- [Work required]: Copy the records that follow exactly as written, but not their pictures.

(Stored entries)
..............................
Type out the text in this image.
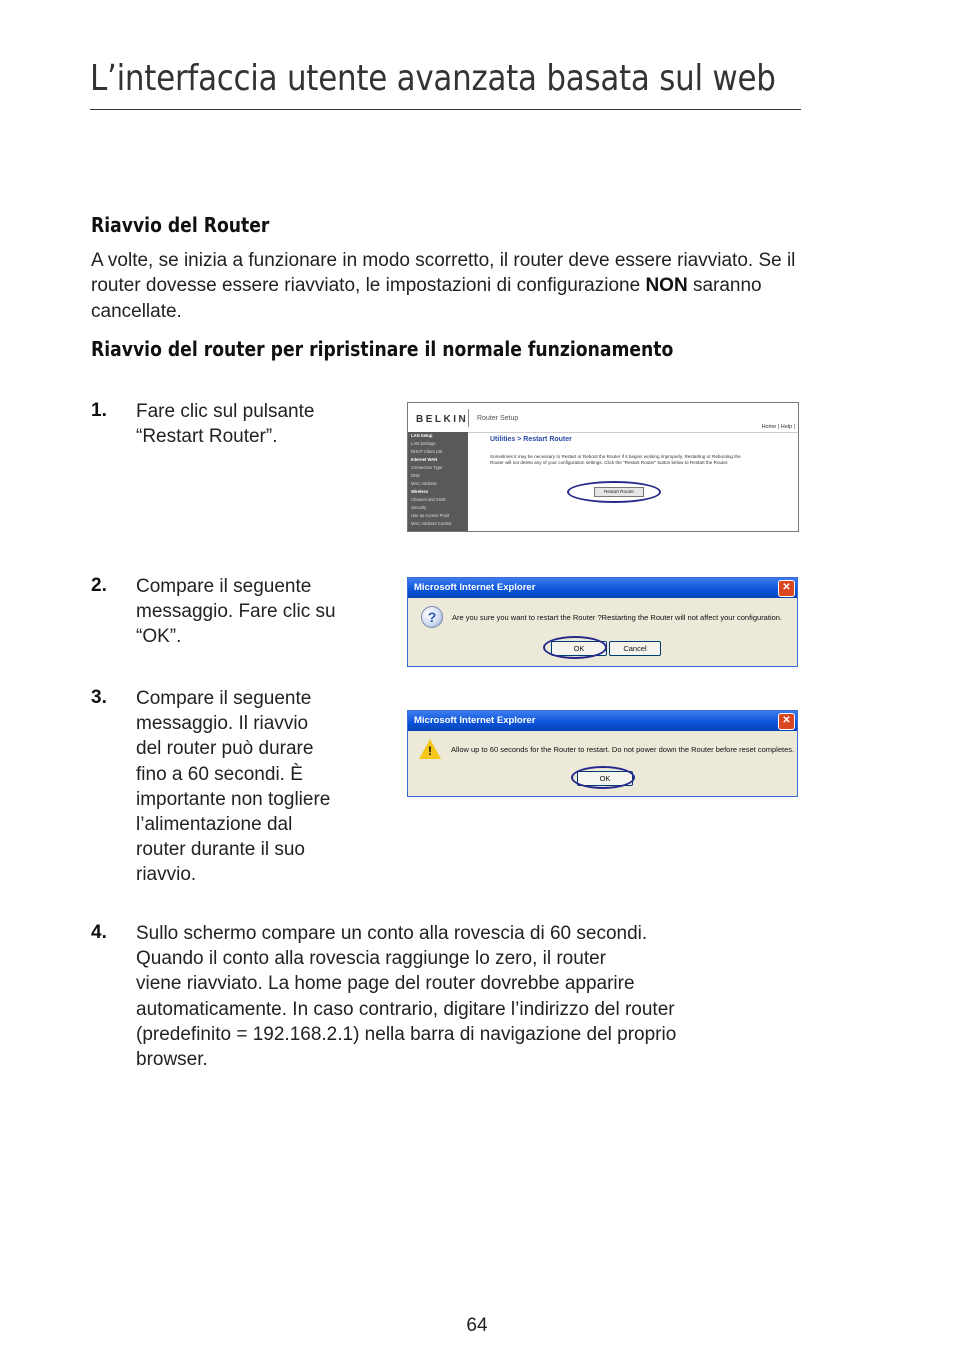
L’interfaccia utente avanzata basata sul web
Riavvio del Router
A volte, se inizia a funzionare in modo scorretto, il router deve essere riavviato. Se il router dovesse essere riavviato, le impostazioni di configurazione NON saranno cancellate.
Riavvio del router per ripristinare il normale funzionamento
1. Fare clic sul pulsante
“Restart Router”.
2. Compare il seguente
messaggio. Fare clic su
“OK”.
3. Compare il seguente
messaggio. Il riavvio
del router può durare
fino a 60 secondi. È
importante non togliere
l’alimentazione dal
router durante il suo
riavvio.
4. Sullo schermo compare un conto alla rovescia di 60 secondi.
Quando il conto alla rovescia raggiunge lo zero, il router
viene riavviato. La home page del router dovrebbe apparire
automaticamente. In caso contrario, digitare l’indirizzo del router
(predefinito = 192.168.2.1) nella barra di navigazione del proprio
browser.
BELKIN Router Setup
Home | Help |
LAN Setup
LAN Settings
DHCP Client List
Internet WAN
Connection Type
DNS
MAC Address
Wireless
Channel and SSID
Security
Use as Access Point
MAC Address Control
Utilities > Restart Router
Sometimes it may be necessary to Restart or Reboot the Router if it begins working improperly. Restarting or Rebooting the Router will not delete any of your configuration settings. Click the "Restart Router" button below to Restart the Router.
Restart Router
Microsoft Internet Explorer	✕
?	Are you sure you want to restart the Router ?Restarting the Router will not affect your configuration.
OK	Cancel
Microsoft Internet Explorer	✕
!	Allow up to 60 seconds for the Router to restart. Do not power down the Router before reset completes.
OK
64
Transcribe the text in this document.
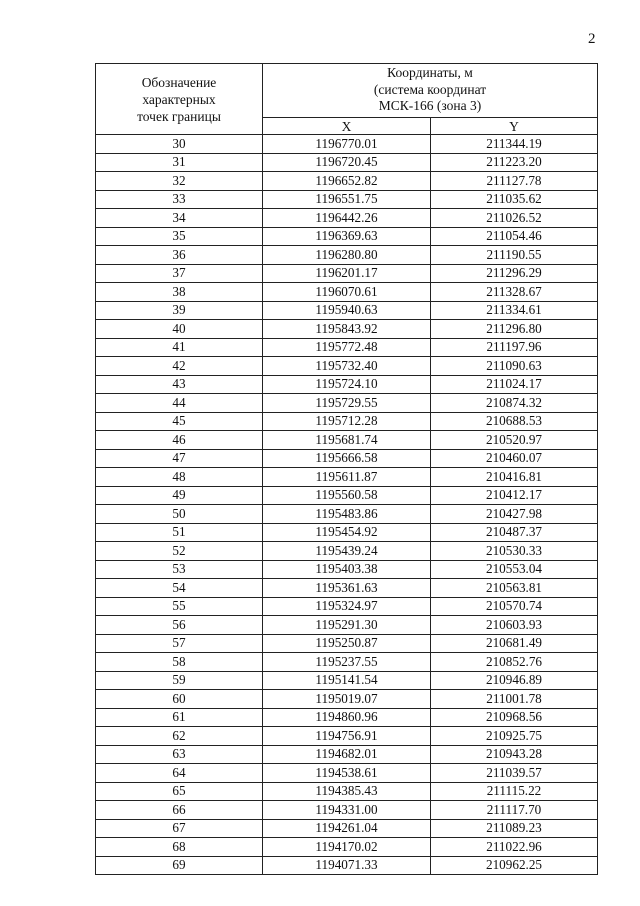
2
Обозначение
характерных
точек границы	Координаты, м
(система координат
МСК-166 (зона 3)	
	X	Y
30	1196770.01	211344.19
31	1196720.45	211223.20
32	1196652.82	211127.78
33	1196551.75	211035.62
34	1196442.26	211026.52
35	1196369.63	211054.46
36	1196280.80	211190.55
37	1196201.17	211296.29
38	1196070.61	211328.67
39	1195940.63	211334.61
40	1195843.92	211296.80
41	1195772.48	211197.96
42	1195732.40	211090.63
43	1195724.10	211024.17
44	1195729.55	210874.32
45	1195712.28	210688.53
46	1195681.74	210520.97
47	1195666.58	210460.07
48	1195611.87	210416.81
49	1195560.58	210412.17
50	1195483.86	210427.98
51	1195454.92	210487.37
52	1195439.24	210530.33
53	1195403.38	210553.04
54	1195361.63	210563.81
55	1195324.97	210570.74
56	1195291.30	210603.93
57	1195250.87	210681.49
58	1195237.55	210852.76
59	1195141.54	210946.89
60	1195019.07	211001.78
61	1194860.96	210968.56
62	1194756.91	210925.75
63	1194682.01	210943.28
64	1194538.61	211039.57
65	1194385.43	211115.22
66	1194331.00	211117.70
67	1194261.04	211089.23
68	1194170.02	211022.96
69	1194071.33	210962.25
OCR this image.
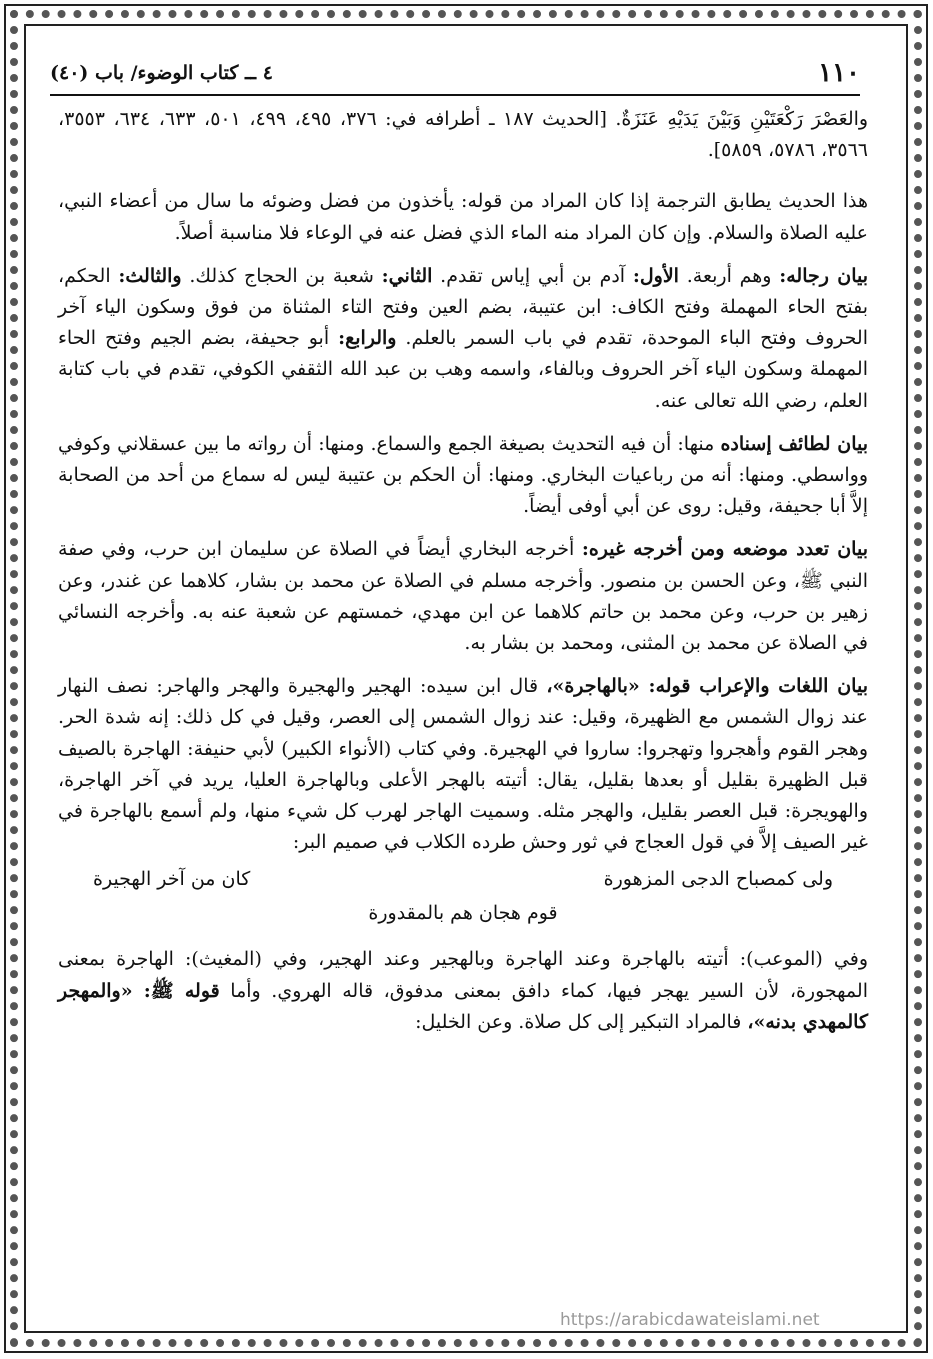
١١٠
٤ ــ كتاب الوضوء/ باب (٤٠)

والعَصْرَ رَكْعَتَيْنِ وَبَيْنَ يَدَيْهِ عَنَزَةٌ. [الحديث ١٨٧ ـ أطرافه في: ٣٧٦، ٤٩٥، ٤٩٩، ٥٠١، ٦٣٣، ٦٣٤، ٣٥٥٣، ٣٥٦٦، ٥٧٨٦، ٥٨٥٩].

هذا الحديث يطابق الترجمة إذا كان المراد من قوله: يأخذون من فضل وضوئه ما سال من أعضاء النبي، عليه الصلاة والسلام. وإن كان المراد منه الماء الذي فضل عنه في الوعاء فلا مناسبة أصلاً.

بيان رجاله: وهم أربعة. الأول: آدم بن أبي إياس تقدم. الثاني: شعبة بن الحجاج كذلك. والثالث: الحكم، بفتح الحاء المهملة وفتح الكاف: ابن عتيبة، بضم العين وفتح التاء المثناة من فوق وسكون الياء آخر الحروف وفتح الباء الموحدة، تقدم في باب السمر بالعلم. والرابع: أبو جحيفة، بضم الجيم وفتح الحاء المهملة وسكون الياء آخر الحروف وبالفاء، واسمه وهب بن عبد الله الثقفي الكوفي، تقدم في باب كتابة العلم، رضي الله تعالى عنه.

بيان لطائف إسناده منها: أن فيه التحديث بصيغة الجمع والسماع. ومنها: أن رواته ما بين عسقلاني وكوفي وواسطي. ومنها: أنه من رباعيات البخاري. ومنها: أن الحكم بن عتيبة ليس له سماع من أحد من الصحابة إلاَّ أبا جحيفة، وقيل: روى عن أبي أوفى أيضاً.

بيان تعدد موضعه ومن أخرجه غيره: أخرجه البخاري أيضاً في الصلاة عن سليمان ابن حرب، وفي صفة النبي ﷺ، وعن الحسن بن منصور. وأخرجه مسلم في الصلاة عن محمد بن بشار، كلاهما عن غندر، وعن زهير بن حرب، وعن محمد بن حاتم كلاهما عن ابن مهدي، خمستهم عن شعبة عنه به. وأخرجه النسائي في الصلاة عن محمد بن المثنى، ومحمد بن بشار به.

بيان اللغات والإعراب قوله: «بالهاجرة»، قال ابن سيده: الهجير والهجيرة والهجر والهاجر: نصف النهار عند زوال الشمس مع الظهيرة، وقيل: عند زوال الشمس إلى العصر، وقيل في كل ذلك: إنه شدة الحر. وهجر القوم وأهجروا وتهجروا: ساروا في الهجيرة. وفي كتاب (الأنواء الكبير) لأبي حنيفة: الهاجرة بالصيف قبل الظهيرة بقليل أو بعدها بقليل، يقال: أتيته بالهجر الأعلى وبالهاجرة العليا، يريد في آخر الهاجرة، والهويجرة: قبل العصر بقليل، والهجر مثله. وسميت الهاجر لهرب كل شيء منها، ولم أسمع بالهاجرة في غير الصيف إلاَّ في قول العجاج في ثور وحش طرده الكلاب في صميم البر:

ولى كمصباح الدجى المزهورة
كان من آخر الهجيرة
قوم هجان هم بالمقدورة

وفي (الموعب): أتيته بالهاجرة وعند الهاجرة وبالهجير وعند الهجير، وفي (المغيث): الهاجرة بمعنى المهجورة، لأن السير يهجر فيها، كماء دافق بمعنى مدفوق، قاله الهروي. وأما قوله ﷺ: «والمهجر كالمهدي بدنه»، فالمراد التبكير إلى كل صلاة. وعن الخليل:

https://arabicdawateislami.net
..............................
- [Answer]:
Type out the text in this image.
L’interfaccia utente avanzata basata sul web
Riavvio del Router
A volte, se inizia a funzionare in modo scorretto, il router deve essere riavviato. Se il router dovesse essere riavviato, le impostazioni di configurazione NON saranno cancellate.
Riavvio del router per ripristinare il normale funzionamento
1. Fare clic sul pulsante
“Restart Router”.
2. Compare il seguente
messaggio. Fare clic su
“OK”.
3. Compare il seguente
messaggio. Il riavvio
del router può durare
fino a 60 secondi. È
importante non togliere
l’alimentazione dal
router durante il suo
riavvio.
4. Sullo schermo compare un conto alla rovescia di 60 secondi.
Quando il conto alla rovescia raggiunge lo zero, il router
viene riavviato. La home page del router dovrebbe apparire
automaticamente. In caso contrario, digitare l’indirizzo del router
(predefinito = 192.168.2.1) nella barra di navigazione del proprio
browser.
BELKIN Router Setup
Home | Help |
LAN Setup
LAN Settings
DHCP Client List
Internet WAN
Connection Type
DNS
MAC Address
Wireless
Channel and SSID
Security
Use as Access Point
MAC Address Control
Utilities > Restart Router
Sometimes it may be necessary to Restart or Reboot the Router if it begins working improperly. Restarting or Rebooting the Router will not delete any of your configuration settings. Click the "Restart Router" button below to Restart the Router.
Restart Router
Microsoft Internet Explorer	✕
?	Are you sure you want to restart the Router ?Restarting the Router will not affect your configuration.
OK	Cancel
Microsoft Internet Explorer	✕
!	Allow up to 60 seconds for the Router to restart. Do not power down the Router before reset completes.
OK
64
Transcribe the text in this document.
2
Обозначение
характерных
точек границы	Координаты, м
(система координат
МСК-166 (зона 3)	
	X	Y
30	1196770.01	211344.19
31	1196720.45	211223.20
32	1196652.82	211127.78
33	1196551.75	211035.62
34	1196442.26	211026.52
35	1196369.63	211054.46
36	1196280.80	211190.55
37	1196201.17	211296.29
38	1196070.61	211328.67
39	1195940.63	211334.61
40	1195843.92	211296.80
41	1195772.48	211197.96
42	1195732.40	211090.63
43	1195724.10	211024.17
44	1195729.55	210874.32
45	1195712.28	210688.53
46	1195681.74	210520.97
47	1195666.58	210460.07
48	1195611.87	210416.81
49	1195560.58	210412.17
50	1195483.86	210427.98
51	1195454.92	210487.37
52	1195439.24	210530.33
53	1195403.38	210553.04
54	1195361.63	210563.81
55	1195324.97	210570.74
56	1195291.30	210603.93
57	1195250.87	210681.49
58	1195237.55	210852.76
59	1195141.54	210946.89
60	1195019.07	211001.78
61	1194860.96	210968.56
62	1194756.91	210925.75
63	1194682.01	210943.28
64	1194538.61	211039.57
65	1194385.43	211115.22
66	1194331.00	211117.70
67	1194261.04	211089.23
68	1194170.02	211022.96
69	1194071.33	210962.25
OCR this image.
١١٠
٤ ــ كتاب الوضوء/ باب (٤٠)

والعَصْرَ رَكْعَتَيْنِ وَبَيْنَ يَدَيْهِ عَنَزَةٌ. [الحديث ١٨٧ ـ أطرافه في: ٣٧٦، ٤٩٥، ٤٩٩، ٥٠١، ٦٣٣، ٦٣٤، ٣٥٥٣، ٣٥٦٦، ٥٧٨٦، ٥٨٥٩].

هذا الحديث يطابق الترجمة إذا كان المراد من قوله: يأخذون من فضل وضوئه ما سال من أعضاء النبي، عليه الصلاة والسلام. وإن كان المراد منه الماء الذي فضل عنه في الوعاء فلا مناسبة أصلاً.

بيان رجاله: وهم أربعة. الأول: آدم بن أبي إياس تقدم. الثاني: شعبة بن الحجاج كذلك. والثالث: الحكم، بفتح الحاء المهملة وفتح الكاف: ابن عتيبة، بضم العين وفتح التاء المثناة من فوق وسكون الياء آخر الحروف وفتح الباء الموحدة، تقدم في باب السمر بالعلم. والرابع: أبو جحيفة، بضم الجيم وفتح الحاء المهملة وسكون الياء آخر الحروف وبالفاء، واسمه وهب بن عبد الله الثقفي الكوفي، تقدم في باب كتابة العلم، رضي الله تعالى عنه.

بيان لطائف إسناده منها: أن فيه التحديث بصيغة الجمع والسماع. ومنها: أن رواته ما بين عسقلاني وكوفي وواسطي. ومنها: أنه من رباعيات البخاري. ومنها: أن الحكم بن عتيبة ليس له سماع من أحد من الصحابة إلاَّ أبا جحيفة، وقيل: روى عن أبي أوفى أيضاً.

بيان تعدد موضعه ومن أخرجه غيره: أخرجه البخاري أيضاً في الصلاة عن سليمان ابن حرب، وفي صفة النبي ﷺ، وعن الحسن بن منصور. وأخرجه مسلم في الصلاة عن محمد بن بشار، كلاهما عن غندر، وعن زهير بن حرب، وعن محمد بن حاتم كلاهما عن ابن مهدي، خمستهم عن شعبة عنه به. وأخرجه النسائي في الصلاة عن محمد بن المثنى، ومحمد بن بشار به.

بيان اللغات والإعراب قوله: «بالهاجرة»، قال ابن سيده: الهجير والهجيرة والهجر والهاجر: نصف النهار عند زوال الشمس مع الظهيرة، وقيل: عند زوال الشمس إلى العصر، وقيل في كل ذلك: إنه شدة الحر. وهجر القوم وأهجروا وتهجروا: ساروا في الهجيرة. وفي كتاب (الأنواء الكبير) لأبي حنيفة: الهاجرة بالصيف قبل الظهيرة بقليل أو بعدها بقليل، يقال: أتيته بالهجر الأعلى وبالهاجرة العليا، يريد في آخر الهاجرة، والهويجرة: قبل العصر بقليل، والهجر مثله. وسميت الهاجر لهرب كل شيء منها، ولم أسمع بالهاجرة في غير الصيف إلاَّ في قول العجاج في ثور وحش طرده الكلاب في صميم البر:

ولى كمصباح الدجى المزهورة
كان من آخر الهجيرة
قوم هجان هم بالمقدورة

وفي (الموعب): أتيته بالهاجرة وعند الهاجرة وبالهجير وعند الهجير، وفي (المغيث): الهاجرة بمعنى المهجورة، لأن السير يهجر فيها، كماء دافق بمعنى مدفوق، قاله الهروي. وأما قوله ﷺ: «والمهجر كالمهدي بدنه»، فالمراد التبكير إلى كل صلاة. وعن الخليل:

https://arabicdawateislami.net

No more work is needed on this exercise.